REQUEST:
List the lines of this listing that hold the word "ylabel".
===
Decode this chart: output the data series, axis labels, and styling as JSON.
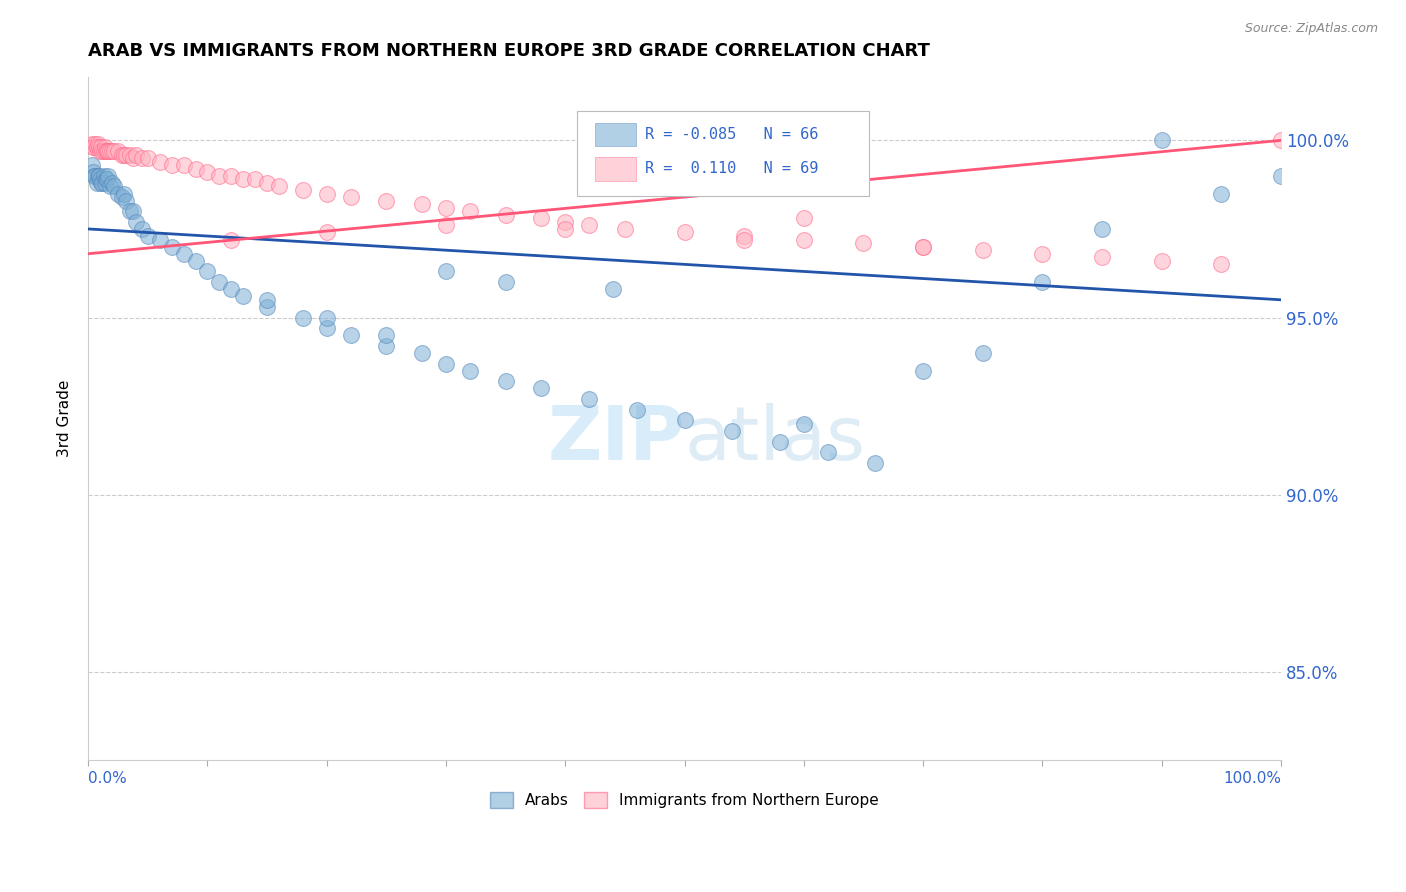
{
  "title": "ARAB VS IMMIGRANTS FROM NORTHERN EUROPE 3RD GRADE CORRELATION CHART",
  "source": "Source: ZipAtlas.com",
  "ylabel": "3rd Grade",
  "legend_label1": "Arabs",
  "legend_label2": "Immigrants from Northern Europe",
  "R1": -0.085,
  "N1": 66,
  "R2": 0.11,
  "N2": 69,
  "blue_color": "#7EB0D5",
  "pink_color": "#FFB3C1",
  "line_blue": "#2255AA",
  "line_pink": "#FF5577",
  "ytick_labels": [
    "85.0%",
    "90.0%",
    "95.0%",
    "100.0%"
  ],
  "ytick_values": [
    0.85,
    0.9,
    0.95,
    1.0
  ],
  "xlim": [
    0.0,
    1.0
  ],
  "ylim": [
    0.825,
    1.018
  ],
  "blue_line_y0": 0.975,
  "blue_line_y1": 0.955,
  "pink_line_y0": 0.968,
  "pink_line_y1": 1.0,
  "blue_scatter_x": [
    0.003,
    0.004,
    0.005,
    0.006,
    0.007,
    0.008,
    0.009,
    0.01,
    0.011,
    0.012,
    0.013,
    0.014,
    0.015,
    0.016,
    0.017,
    0.018,
    0.02,
    0.022,
    0.025,
    0.028,
    0.03,
    0.032,
    0.035,
    0.038,
    0.04,
    0.045,
    0.05,
    0.06,
    0.07,
    0.08,
    0.09,
    0.1,
    0.11,
    0.12,
    0.13,
    0.15,
    0.18,
    0.2,
    0.22,
    0.25,
    0.28,
    0.3,
    0.32,
    0.35,
    0.38,
    0.42,
    0.46,
    0.5,
    0.54,
    0.58,
    0.62,
    0.66,
    0.7,
    0.75,
    0.8,
    0.85,
    0.9,
    0.95,
    1.0,
    0.15,
    0.2,
    0.25,
    0.3,
    0.35,
    0.44,
    0.6
  ],
  "blue_scatter_y": [
    0.993,
    0.991,
    0.99,
    0.99,
    0.988,
    0.99,
    0.99,
    0.989,
    0.988,
    0.988,
    0.99,
    0.988,
    0.989,
    0.989,
    0.99,
    0.987,
    0.988,
    0.987,
    0.985,
    0.984,
    0.985,
    0.983,
    0.98,
    0.98,
    0.977,
    0.975,
    0.973,
    0.972,
    0.97,
    0.968,
    0.966,
    0.963,
    0.96,
    0.958,
    0.956,
    0.953,
    0.95,
    0.947,
    0.945,
    0.942,
    0.94,
    0.937,
    0.935,
    0.932,
    0.93,
    0.927,
    0.924,
    0.921,
    0.918,
    0.915,
    0.912,
    0.909,
    0.935,
    0.94,
    0.96,
    0.975,
    1.0,
    0.985,
    0.99,
    0.955,
    0.95,
    0.945,
    0.963,
    0.96,
    0.958,
    0.92
  ],
  "pink_scatter_x": [
    0.003,
    0.004,
    0.005,
    0.006,
    0.007,
    0.008,
    0.009,
    0.01,
    0.011,
    0.012,
    0.013,
    0.014,
    0.015,
    0.016,
    0.017,
    0.018,
    0.02,
    0.022,
    0.025,
    0.028,
    0.03,
    0.032,
    0.035,
    0.038,
    0.04,
    0.045,
    0.05,
    0.06,
    0.07,
    0.08,
    0.09,
    0.1,
    0.11,
    0.12,
    0.13,
    0.14,
    0.15,
    0.16,
    0.18,
    0.2,
    0.22,
    0.25,
    0.28,
    0.3,
    0.32,
    0.35,
    0.38,
    0.4,
    0.42,
    0.45,
    0.5,
    0.55,
    0.6,
    0.65,
    0.7,
    0.75,
    0.8,
    0.85,
    0.9,
    0.95,
    1.0,
    0.55,
    0.7,
    0.12,
    0.2,
    0.3,
    0.4,
    0.5,
    0.6
  ],
  "pink_scatter_y": [
    0.999,
    0.998,
    0.998,
    0.999,
    0.998,
    0.999,
    0.998,
    0.997,
    0.998,
    0.997,
    0.997,
    0.998,
    0.997,
    0.997,
    0.997,
    0.997,
    0.997,
    0.997,
    0.997,
    0.996,
    0.996,
    0.996,
    0.996,
    0.995,
    0.996,
    0.995,
    0.995,
    0.994,
    0.993,
    0.993,
    0.992,
    0.991,
    0.99,
    0.99,
    0.989,
    0.989,
    0.988,
    0.987,
    0.986,
    0.985,
    0.984,
    0.983,
    0.982,
    0.981,
    0.98,
    0.979,
    0.978,
    0.977,
    0.976,
    0.975,
    0.974,
    0.973,
    0.972,
    0.971,
    0.97,
    0.969,
    0.968,
    0.967,
    0.966,
    0.965,
    1.0,
    0.972,
    0.97,
    0.972,
    0.974,
    0.976,
    0.975,
    0.988,
    0.978
  ]
}
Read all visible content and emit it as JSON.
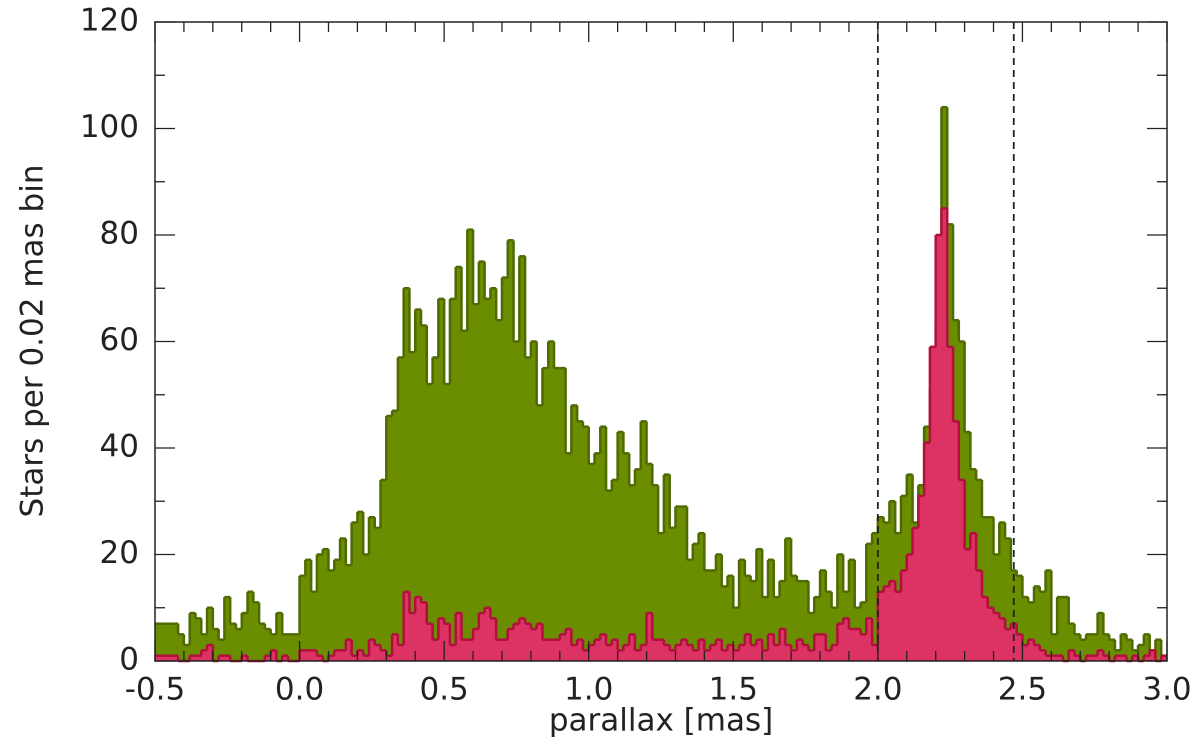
{
  "chart_data": {
    "type": "histogram",
    "xlabel": "parallax [mas]",
    "ylabel": "Stars per 0.02 mas bin",
    "bins": [
      -0.5,
      -0.48,
      -0.46,
      -0.44,
      -0.42,
      -0.4,
      -0.38,
      -0.36,
      -0.34,
      -0.32,
      -0.3,
      -0.28,
      -0.26,
      -0.24,
      -0.22,
      -0.2,
      -0.18,
      -0.16,
      -0.14,
      -0.12,
      -0.1,
      -0.08,
      -0.06,
      -0.04,
      -0.02,
      0,
      0.02,
      0.04,
      0.06,
      0.08,
      0.1,
      0.12,
      0.14,
      0.16,
      0.18,
      0.2,
      0.22,
      0.24,
      0.26,
      0.28,
      0.3,
      0.32,
      0.34,
      0.36,
      0.38,
      0.4,
      0.42,
      0.44,
      0.46,
      0.48,
      0.5,
      0.52,
      0.54,
      0.56,
      0.58,
      0.6,
      0.62,
      0.64,
      0.66,
      0.68,
      0.7,
      0.72,
      0.74,
      0.76,
      0.78,
      0.8,
      0.82,
      0.84,
      0.86,
      0.88,
      0.9,
      0.92,
      0.94,
      0.96,
      0.98,
      1,
      1.02,
      1.04,
      1.06,
      1.08,
      1.1,
      1.12,
      1.14,
      1.16,
      1.18,
      1.2,
      1.22,
      1.24,
      1.26,
      1.28,
      1.3,
      1.32,
      1.34,
      1.36,
      1.38,
      1.4,
      1.42,
      1.44,
      1.46,
      1.48,
      1.5,
      1.52,
      1.54,
      1.56,
      1.58,
      1.6,
      1.62,
      1.64,
      1.66,
      1.68,
      1.7,
      1.72,
      1.74,
      1.76,
      1.78,
      1.8,
      1.82,
      1.84,
      1.86,
      1.88,
      1.9,
      1.92,
      1.94,
      1.96,
      1.98,
      2,
      2.02,
      2.04,
      2.06,
      2.08,
      2.1,
      2.12,
      2.14,
      2.16,
      2.18,
      2.2,
      2.22,
      2.24,
      2.26,
      2.28,
      2.3,
      2.32,
      2.34,
      2.36,
      2.38,
      2.4,
      2.42,
      2.44,
      2.46,
      2.48,
      2.5,
      2.52,
      2.54,
      2.56,
      2.58,
      2.6,
      2.62,
      2.64,
      2.66,
      2.68,
      2.7,
      2.72,
      2.74,
      2.76,
      2.78,
      2.8,
      2.82,
      2.84,
      2.86,
      2.88,
      2.9,
      2.92,
      2.94,
      2.96,
      2.98,
      3
    ],
    "series": [
      {
        "color": "#6b8e00",
        "edge": "#4e6a00",
        "values": [
          7,
          7,
          7,
          7,
          5,
          3,
          9,
          8,
          5,
          10,
          6,
          4,
          12,
          7,
          6,
          9,
          13,
          11,
          7,
          6,
          5,
          9,
          5,
          5,
          5,
          16,
          19,
          13,
          20,
          21,
          17,
          19,
          23,
          18,
          26,
          28,
          20,
          27,
          25,
          34,
          46,
          47,
          57,
          70,
          58,
          66,
          63,
          52,
          57,
          68,
          52,
          68,
          74,
          62,
          81,
          67,
          75,
          68,
          70,
          64,
          72,
          79,
          60,
          76,
          57,
          60,
          48,
          55,
          60,
          55,
          55,
          39,
          48,
          45,
          44,
          37,
          39,
          44,
          32,
          34,
          43,
          39,
          33,
          36,
          45,
          37,
          33,
          24,
          35,
          25,
          29,
          29,
          19,
          22,
          24,
          17,
          17,
          20,
          14,
          16,
          10,
          19,
          16,
          15,
          21,
          12,
          19,
          12,
          15,
          23,
          16,
          15,
          15,
          9,
          12,
          17,
          13,
          10,
          20,
          13,
          19,
          10,
          11,
          22,
          24,
          27,
          26,
          30,
          24,
          31,
          35,
          26,
          33,
          44,
          51,
          63,
          104,
          82,
          64,
          60,
          43,
          36,
          34,
          27,
          27,
          20,
          26,
          23,
          17,
          16,
          12,
          11,
          14,
          13,
          17,
          5,
          12,
          12,
          7,
          5,
          4,
          5,
          5,
          9,
          5,
          4,
          2,
          5,
          4,
          2,
          3,
          5,
          2,
          4,
          1
        ]
      },
      {
        "color": "#dc3264",
        "edge": "#b0103c",
        "values": [
          1,
          1,
          1,
          1,
          0,
          0,
          1,
          1,
          2,
          3,
          0,
          1,
          1,
          0,
          0,
          1,
          0,
          0,
          0,
          1,
          2,
          0,
          1,
          0,
          0,
          2,
          2,
          2,
          1,
          0,
          1,
          2,
          2,
          4,
          1,
          2,
          1,
          4,
          3,
          2,
          1,
          5,
          3,
          13,
          9,
          12,
          11,
          7,
          4,
          8,
          7,
          3,
          9,
          4,
          4,
          6,
          9,
          10,
          8,
          4,
          4,
          6,
          7,
          8,
          7,
          6,
          7,
          4,
          4,
          4,
          5,
          6,
          3,
          4,
          2,
          3,
          4,
          5,
          3,
          4,
          2,
          3,
          5,
          2,
          3,
          9,
          4,
          4,
          3,
          2,
          3,
          4,
          3,
          2,
          4,
          2,
          3,
          4,
          2,
          3,
          2,
          3,
          5,
          3,
          4,
          2,
          5,
          3,
          6,
          3,
          2,
          4,
          3,
          2,
          5,
          5,
          2,
          3,
          7,
          8,
          6,
          6,
          5,
          8,
          3,
          13,
          14,
          15,
          13,
          17,
          20,
          25,
          31,
          41,
          59,
          80,
          85,
          59,
          45,
          34,
          21,
          24,
          17,
          12,
          10,
          9,
          8,
          6,
          7,
          5,
          3,
          4,
          3,
          2,
          1,
          1,
          1,
          0,
          2,
          1,
          0,
          1,
          1,
          2,
          1,
          0,
          1,
          1,
          0,
          1,
          0,
          1,
          2,
          0,
          1
        ]
      }
    ],
    "vlines": [
      2.0,
      2.47
    ],
    "xlim": [
      -0.5,
      3.0
    ],
    "ylim": [
      0,
      120
    ],
    "xticks": [
      -0.5,
      {
        "value": 0,
        "label": "0.0"
      },
      0.5,
      {
        "value": 1,
        "label": "1.0"
      },
      1.5,
      {
        "value": 2,
        "label": "2.0"
      },
      2.5,
      {
        "value": 3,
        "label": "3.0"
      }
    ],
    "yticks": [
      0,
      20,
      40,
      60,
      80,
      100,
      120
    ],
    "xminorticks": [
      -0.4,
      -0.3,
      -0.2,
      -0.1,
      0.1,
      0.2,
      0.3,
      0.4,
      0.6,
      0.7,
      0.8,
      0.9,
      1.1,
      1.2,
      1.3,
      1.4,
      1.6,
      1.7,
      1.8,
      1.9,
      2.1,
      2.2,
      2.3,
      2.4,
      2.6,
      2.7,
      2.8,
      2.9
    ],
    "yminorticks": [
      10,
      30,
      50,
      70,
      90,
      110
    ]
  }
}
===
WRITTEN REPLY:
  "ylabel": "3rd Grade",
    "ylabel": "Stars per 0.02 mas bin",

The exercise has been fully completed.